# Directions
Note how many lines in the entries contain the string "Vence", then give that number and nothing else.

(Stored dataset items)

....

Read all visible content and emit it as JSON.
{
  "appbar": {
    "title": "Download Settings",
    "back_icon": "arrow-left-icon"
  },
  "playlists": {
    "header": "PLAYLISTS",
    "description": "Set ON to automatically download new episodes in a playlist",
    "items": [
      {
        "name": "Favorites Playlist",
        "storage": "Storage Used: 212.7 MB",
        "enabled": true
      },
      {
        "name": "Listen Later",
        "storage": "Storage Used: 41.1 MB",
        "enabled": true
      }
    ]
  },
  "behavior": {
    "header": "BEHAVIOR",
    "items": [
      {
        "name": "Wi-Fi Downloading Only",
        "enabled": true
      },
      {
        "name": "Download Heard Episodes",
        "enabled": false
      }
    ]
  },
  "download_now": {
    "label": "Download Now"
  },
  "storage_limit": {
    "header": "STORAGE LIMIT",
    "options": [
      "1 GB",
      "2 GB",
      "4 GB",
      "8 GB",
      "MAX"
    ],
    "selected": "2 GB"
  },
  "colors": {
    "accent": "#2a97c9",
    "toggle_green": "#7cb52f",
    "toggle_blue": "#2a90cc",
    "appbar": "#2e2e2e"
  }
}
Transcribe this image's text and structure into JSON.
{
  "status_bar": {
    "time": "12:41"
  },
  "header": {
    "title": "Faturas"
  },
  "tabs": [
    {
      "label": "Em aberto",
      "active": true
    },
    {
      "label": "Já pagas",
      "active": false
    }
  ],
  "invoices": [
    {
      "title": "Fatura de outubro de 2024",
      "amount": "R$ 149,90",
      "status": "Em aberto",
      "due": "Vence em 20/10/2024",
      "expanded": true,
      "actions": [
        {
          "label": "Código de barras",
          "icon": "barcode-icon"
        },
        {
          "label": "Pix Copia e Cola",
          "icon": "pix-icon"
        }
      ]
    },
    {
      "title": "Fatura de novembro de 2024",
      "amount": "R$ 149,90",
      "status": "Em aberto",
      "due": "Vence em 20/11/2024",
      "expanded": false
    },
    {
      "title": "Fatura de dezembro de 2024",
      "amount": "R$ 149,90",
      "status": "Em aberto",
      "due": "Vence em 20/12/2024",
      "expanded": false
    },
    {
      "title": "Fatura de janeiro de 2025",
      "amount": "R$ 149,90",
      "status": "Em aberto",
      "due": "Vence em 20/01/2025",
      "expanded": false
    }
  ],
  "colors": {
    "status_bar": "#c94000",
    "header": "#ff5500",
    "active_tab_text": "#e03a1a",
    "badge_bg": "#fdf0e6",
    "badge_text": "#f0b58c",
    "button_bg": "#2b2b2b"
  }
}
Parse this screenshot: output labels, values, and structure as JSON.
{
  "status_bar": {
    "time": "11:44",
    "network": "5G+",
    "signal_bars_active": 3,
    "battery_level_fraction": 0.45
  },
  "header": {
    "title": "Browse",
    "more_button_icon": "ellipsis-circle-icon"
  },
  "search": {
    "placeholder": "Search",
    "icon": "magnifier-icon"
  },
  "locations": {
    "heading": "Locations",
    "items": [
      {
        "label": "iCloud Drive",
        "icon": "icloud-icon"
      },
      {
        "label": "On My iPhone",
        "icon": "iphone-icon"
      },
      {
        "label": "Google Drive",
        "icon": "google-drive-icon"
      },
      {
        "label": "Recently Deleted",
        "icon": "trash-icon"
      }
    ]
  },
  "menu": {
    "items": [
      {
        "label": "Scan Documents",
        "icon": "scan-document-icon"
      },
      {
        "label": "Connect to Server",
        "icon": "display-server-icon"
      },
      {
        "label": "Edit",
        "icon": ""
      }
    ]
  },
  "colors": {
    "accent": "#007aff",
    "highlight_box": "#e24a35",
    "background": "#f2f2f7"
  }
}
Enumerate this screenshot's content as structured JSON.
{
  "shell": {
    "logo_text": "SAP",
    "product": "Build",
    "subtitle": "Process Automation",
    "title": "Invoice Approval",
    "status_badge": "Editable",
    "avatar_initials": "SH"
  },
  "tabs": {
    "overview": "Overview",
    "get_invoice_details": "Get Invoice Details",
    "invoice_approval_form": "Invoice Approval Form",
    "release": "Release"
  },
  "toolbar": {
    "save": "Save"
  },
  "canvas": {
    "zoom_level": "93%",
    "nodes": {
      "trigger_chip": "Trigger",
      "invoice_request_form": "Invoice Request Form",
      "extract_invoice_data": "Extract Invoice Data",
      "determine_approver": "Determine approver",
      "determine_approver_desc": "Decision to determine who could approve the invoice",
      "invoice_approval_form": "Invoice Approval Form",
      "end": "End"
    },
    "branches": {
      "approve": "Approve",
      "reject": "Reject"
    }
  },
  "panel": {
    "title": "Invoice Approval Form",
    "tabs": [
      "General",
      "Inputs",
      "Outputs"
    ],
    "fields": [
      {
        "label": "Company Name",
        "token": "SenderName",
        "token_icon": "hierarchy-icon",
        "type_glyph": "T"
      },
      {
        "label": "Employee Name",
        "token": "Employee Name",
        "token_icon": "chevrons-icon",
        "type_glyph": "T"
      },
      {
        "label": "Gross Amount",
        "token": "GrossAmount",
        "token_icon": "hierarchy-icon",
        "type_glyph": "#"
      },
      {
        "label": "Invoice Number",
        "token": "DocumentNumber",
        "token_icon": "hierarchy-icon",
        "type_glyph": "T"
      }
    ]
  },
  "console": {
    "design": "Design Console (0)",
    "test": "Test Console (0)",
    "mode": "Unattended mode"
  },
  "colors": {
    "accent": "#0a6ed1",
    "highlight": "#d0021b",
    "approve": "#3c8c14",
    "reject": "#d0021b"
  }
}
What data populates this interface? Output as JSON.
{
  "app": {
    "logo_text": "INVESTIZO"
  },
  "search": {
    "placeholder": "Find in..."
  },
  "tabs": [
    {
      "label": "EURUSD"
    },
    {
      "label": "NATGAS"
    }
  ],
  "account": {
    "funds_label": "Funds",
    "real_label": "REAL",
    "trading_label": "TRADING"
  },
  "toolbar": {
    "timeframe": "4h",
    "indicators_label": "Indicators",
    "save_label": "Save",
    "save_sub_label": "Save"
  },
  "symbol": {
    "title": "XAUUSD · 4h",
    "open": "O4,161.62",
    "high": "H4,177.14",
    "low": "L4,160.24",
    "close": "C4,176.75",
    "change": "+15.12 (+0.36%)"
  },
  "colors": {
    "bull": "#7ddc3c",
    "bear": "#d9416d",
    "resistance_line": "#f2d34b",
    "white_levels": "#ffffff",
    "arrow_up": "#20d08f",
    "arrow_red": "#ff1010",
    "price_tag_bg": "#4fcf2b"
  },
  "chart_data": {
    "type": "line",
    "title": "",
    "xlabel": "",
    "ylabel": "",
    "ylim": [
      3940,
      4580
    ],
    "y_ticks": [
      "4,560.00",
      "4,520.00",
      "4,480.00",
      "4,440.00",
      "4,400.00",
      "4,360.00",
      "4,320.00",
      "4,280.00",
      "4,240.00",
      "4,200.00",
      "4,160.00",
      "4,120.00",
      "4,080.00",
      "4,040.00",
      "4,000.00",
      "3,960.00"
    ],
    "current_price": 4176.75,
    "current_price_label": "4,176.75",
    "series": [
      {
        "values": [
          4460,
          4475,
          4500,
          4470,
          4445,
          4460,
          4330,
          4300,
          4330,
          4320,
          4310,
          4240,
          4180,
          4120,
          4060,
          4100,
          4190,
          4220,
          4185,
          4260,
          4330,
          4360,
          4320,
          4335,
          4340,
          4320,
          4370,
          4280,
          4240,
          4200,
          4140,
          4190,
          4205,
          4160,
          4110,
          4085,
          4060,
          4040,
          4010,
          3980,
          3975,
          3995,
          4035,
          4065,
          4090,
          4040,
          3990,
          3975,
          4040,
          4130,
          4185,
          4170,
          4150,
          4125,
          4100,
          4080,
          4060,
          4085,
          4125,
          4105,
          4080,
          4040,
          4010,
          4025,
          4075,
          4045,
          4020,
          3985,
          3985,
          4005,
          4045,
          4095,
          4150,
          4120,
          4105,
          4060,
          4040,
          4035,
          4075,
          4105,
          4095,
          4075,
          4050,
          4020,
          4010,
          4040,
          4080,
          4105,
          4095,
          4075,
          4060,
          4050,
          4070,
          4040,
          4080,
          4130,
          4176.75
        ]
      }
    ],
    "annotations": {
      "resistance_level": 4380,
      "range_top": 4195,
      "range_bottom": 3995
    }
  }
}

....

# Answer to this problem
4